- Short problem: Return the lines below that carry the word "color".
===== Data records
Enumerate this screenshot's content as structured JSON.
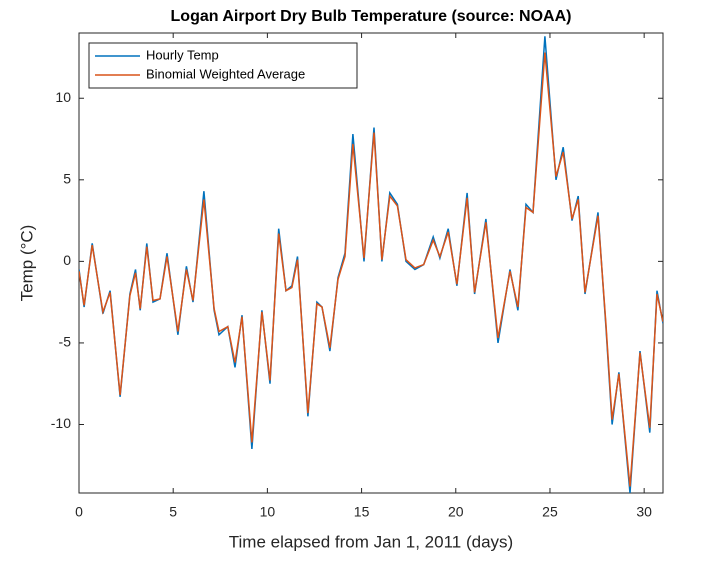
{
  "chart_data": {
    "type": "line",
    "title": "Logan Airport Dry Bulb Temperature (source: NOAA)",
    "xlabel": "Time elapsed from Jan 1, 2011 (days)",
    "ylabel": "Temp (°C)",
    "x": [
      0,
      0.27,
      0.7,
      1.27,
      1.65,
      2.18,
      2.7,
      3.0,
      3.25,
      3.6,
      3.93,
      4.3,
      4.67,
      5.25,
      5.7,
      6.05,
      6.63,
      7.17,
      7.43,
      7.9,
      8.28,
      8.65,
      9.18,
      9.71,
      10.14,
      10.6,
      10.99,
      11.3,
      11.6,
      12.15,
      12.63,
      12.9,
      13.32,
      13.75,
      14.12,
      14.54,
      15.13,
      15.66,
      16.08,
      16.5,
      16.9,
      17.36,
      17.83,
      18.3,
      18.8,
      19.16,
      19.6,
      20.06,
      20.6,
      21.0,
      21.6,
      22.24,
      22.88,
      23.3,
      23.73,
      24.1,
      24.73,
      25.32,
      25.7,
      26.17,
      26.5,
      26.86,
      27.55,
      27.97,
      28.3,
      28.66,
      29.25,
      29.78,
      30.3,
      30.68,
      31
    ],
    "series": [
      {
        "name": "Hourly Temp",
        "color": "#0072bd",
        "values": [
          -0.5,
          -2.8,
          1.1,
          -3.2,
          -1.8,
          -8.3,
          -2,
          -0.5,
          -3,
          1.1,
          -2.5,
          -2.3,
          0.5,
          -4.5,
          -0.3,
          -2.5,
          4.3,
          -3,
          -4.5,
          -4,
          -6.5,
          -3.3,
          -11.5,
          -3,
          -7.5,
          2,
          -1.8,
          -1.5,
          0.3,
          -9.5,
          -2.5,
          -2.8,
          -5.5,
          -1,
          0.5,
          7.8,
          0,
          8.2,
          0,
          4.2,
          3.5,
          0,
          -0.5,
          -0.2,
          1.5,
          0.2,
          2,
          -1.5,
          4.2,
          -2,
          2.6,
          -5,
          -0.5,
          -3,
          3.5,
          3,
          13.8,
          5,
          7,
          2.5,
          4,
          -2,
          3,
          -4,
          -10,
          -6.8,
          -14.2,
          -5.5,
          -10.5,
          -1.8,
          -3.8
        ]
      },
      {
        "name": "Binomial Weighted Average",
        "color": "#d95319",
        "values": [
          -0.6,
          -2.7,
          1.0,
          -3.1,
          -1.9,
          -8.2,
          -2.1,
          -0.7,
          -2.9,
          0.9,
          -2.4,
          -2.3,
          0.3,
          -4.3,
          -0.5,
          -2.4,
          3.8,
          -2.9,
          -4.3,
          -4,
          -6.2,
          -3.4,
          -11.1,
          -3.1,
          -7.3,
          1.7,
          -1.8,
          -1.6,
          0.1,
          -9.3,
          -2.6,
          -2.8,
          -5.3,
          -1.1,
          0.3,
          7.2,
          0.2,
          7.9,
          0.1,
          4,
          3.4,
          0.1,
          -0.4,
          -0.2,
          1.3,
          0.3,
          1.8,
          -1.4,
          3.9,
          -1.9,
          2.4,
          -4.7,
          -0.6,
          -2.8,
          3.3,
          3,
          12.8,
          5.2,
          6.7,
          2.6,
          3.8,
          -1.9,
          2.8,
          -3.8,
          -9.7,
          -6.9,
          -13.8,
          -5.6,
          -10.2,
          -2,
          -3.7
        ]
      }
    ],
    "xlim": [
      0,
      31
    ],
    "xticks": [
      0,
      5,
      10,
      15,
      20,
      25,
      30
    ],
    "ylim": [
      -14.2,
      14
    ],
    "yticks": [
      -10,
      -5,
      0,
      5,
      10
    ],
    "legend": "upper left"
  }
}
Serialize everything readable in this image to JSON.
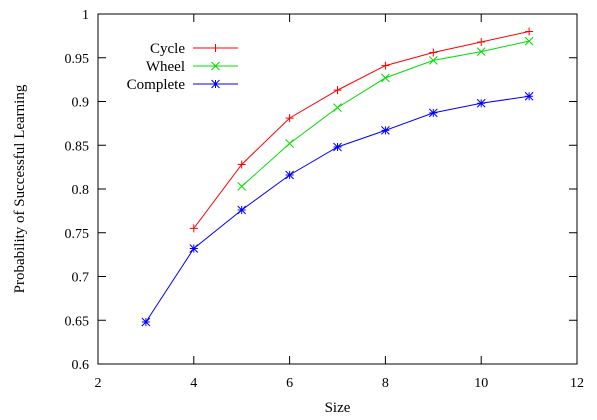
{
  "chart_data": {
    "type": "line",
    "title": "",
    "xlabel": "Size",
    "ylabel": "Probability of Successful Learning",
    "xlim": [
      2,
      12
    ],
    "ylim": [
      0.6,
      1
    ],
    "x_ticks": [
      2,
      4,
      6,
      8,
      10,
      12
    ],
    "y_ticks": [
      0.6,
      0.65,
      0.7,
      0.75,
      0.8,
      0.85,
      0.9,
      0.95,
      1
    ],
    "grid": false,
    "legend_position": "top-left",
    "series": [
      {
        "name": "Cycle",
        "color": "#ff0000",
        "marker": "plus",
        "x": [
          4,
          5,
          6,
          7,
          8,
          9,
          10,
          11
        ],
        "y": [
          0.755,
          0.828,
          0.881,
          0.913,
          0.941,
          0.956,
          0.968,
          0.98
        ]
      },
      {
        "name": "Wheel",
        "color": "#00dd00",
        "marker": "cross",
        "x": [
          5,
          6,
          7,
          8,
          9,
          10,
          11
        ],
        "y": [
          0.803,
          0.852,
          0.893,
          0.927,
          0.947,
          0.957,
          0.969
        ]
      },
      {
        "name": "Complete",
        "color": "#0000ff",
        "marker": "star",
        "x": [
          3,
          4,
          5,
          6,
          7,
          8,
          9,
          10,
          11
        ],
        "y": [
          0.648,
          0.732,
          0.776,
          0.816,
          0.848,
          0.867,
          0.887,
          0.898,
          0.906
        ]
      }
    ]
  }
}
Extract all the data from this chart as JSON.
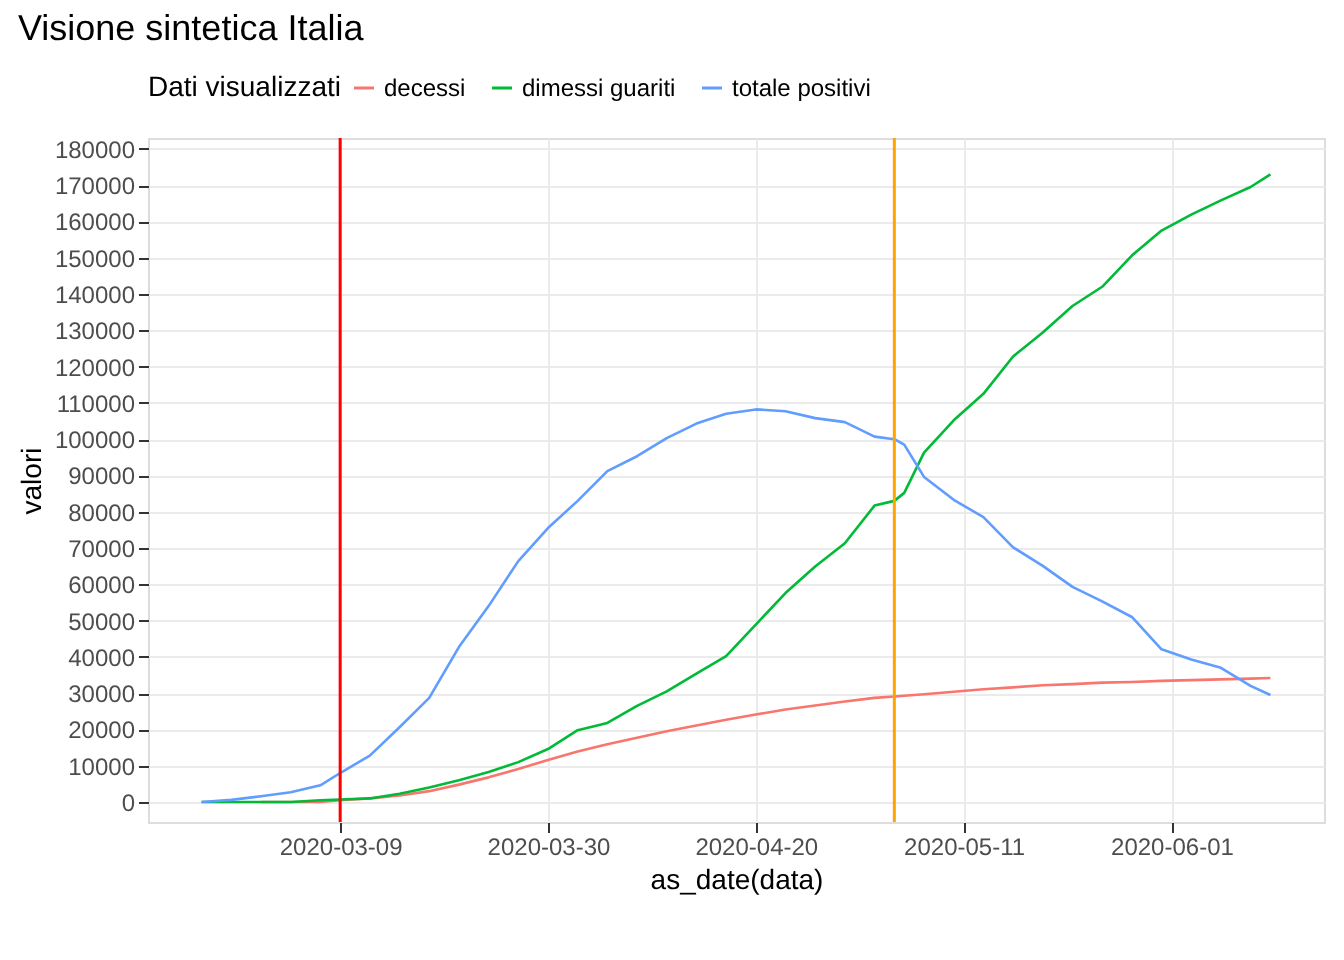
{
  "chart_data": {
    "type": "line",
    "title": "Visione sintetica Italia",
    "xlabel": "as_date(data)",
    "ylabel": "valori",
    "legend_title": "Dati visualizzati",
    "x": [
      "2020-02-24",
      "2020-02-27",
      "2020-03-01",
      "2020-03-04",
      "2020-03-07",
      "2020-03-09",
      "2020-03-12",
      "2020-03-15",
      "2020-03-18",
      "2020-03-21",
      "2020-03-24",
      "2020-03-27",
      "2020-03-30",
      "2020-04-02",
      "2020-04-05",
      "2020-04-08",
      "2020-04-11",
      "2020-04-14",
      "2020-04-17",
      "2020-04-20",
      "2020-04-23",
      "2020-04-26",
      "2020-04-29",
      "2020-05-02",
      "2020-05-04",
      "2020-05-05",
      "2020-05-07",
      "2020-05-10",
      "2020-05-13",
      "2020-05-16",
      "2020-05-19",
      "2020-05-22",
      "2020-05-25",
      "2020-05-28",
      "2020-05-31",
      "2020-06-03",
      "2020-06-06",
      "2020-06-09",
      "2020-06-11"
    ],
    "series": [
      {
        "name": "decessi",
        "color": "#f8766d",
        "values": [
          null,
          null,
          0,
          0,
          0,
          500,
          1000,
          1800,
          3000,
          4800,
          6800,
          9100,
          11600,
          13900,
          15900,
          17700,
          19500,
          21100,
          22700,
          24100,
          25500,
          26600,
          27700,
          28700,
          29100,
          29300,
          29700,
          30400,
          31100,
          31600,
          32200,
          32500,
          32900,
          33100,
          33400,
          33600,
          33800,
          34000,
          34200
        ]
      },
      {
        "name": "dimessi guariti",
        "color": "#00ba38",
        "values": [
          0,
          0,
          0,
          0,
          500,
          700,
          1000,
          2300,
          4000,
          6000,
          8300,
          11000,
          14600,
          19800,
          21800,
          26500,
          30500,
          35400,
          40200,
          48900,
          57600,
          64900,
          71300,
          81700,
          83000,
          85200,
          96300,
          105200,
          112500,
          122800,
          129400,
          136700,
          142000,
          150600,
          157500,
          161900,
          165800,
          169500,
          173000
        ]
      },
      {
        "name": "totale positivi",
        "color": "#619cff",
        "values": [
          0,
          600,
          1600,
          2700,
          4600,
          8000,
          12800,
          20600,
          28700,
          42700,
          54000,
          66400,
          75500,
          83000,
          91200,
          95300,
          100300,
          104300,
          107000,
          108200,
          107700,
          105800,
          104700,
          100700,
          100000,
          98500,
          89600,
          83300,
          78500,
          70200,
          65100,
          59300,
          55300,
          51000,
          42100,
          39300,
          37000,
          32000,
          29500
        ]
      }
    ],
    "xlim": [
      "2020-02-18T14:00",
      "2020-06-16T10:00"
    ],
    "xticks": [
      {
        "value": "2020-03-09",
        "label": "2020-03-09"
      },
      {
        "value": "2020-03-30",
        "label": "2020-03-30"
      },
      {
        "value": "2020-04-20",
        "label": "2020-04-20"
      },
      {
        "value": "2020-05-11",
        "label": "2020-05-11"
      },
      {
        "value": "2020-06-01",
        "label": "2020-06-01"
      }
    ],
    "ylim": [
      -5500,
      183000
    ],
    "yticks": [
      0,
      10000,
      20000,
      30000,
      40000,
      50000,
      60000,
      70000,
      80000,
      90000,
      100000,
      110000,
      120000,
      130000,
      140000,
      150000,
      160000,
      170000,
      180000
    ],
    "ref_lines": [
      {
        "axis": "x",
        "value": "2020-03-09",
        "color": "#ff0000",
        "line_style": "solid"
      },
      {
        "axis": "x",
        "value": "2020-05-04",
        "color": "#ffa500",
        "line_style": "solid"
      }
    ],
    "grid": true,
    "legend": "top",
    "marker": "none",
    "line_style": "solid"
  }
}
==========
- Solution for this task:
        "color": "#0072bd",
        "color": "#d95319",
        "color": "#ff0000",
        "color": "#00dd00",
        "color": "#0000ff",
        "color": "#f8766d",
        "color": "#00ba38",
        "color": "#619cff",
        "color": "#ff0000",
        "color": "#ffa500",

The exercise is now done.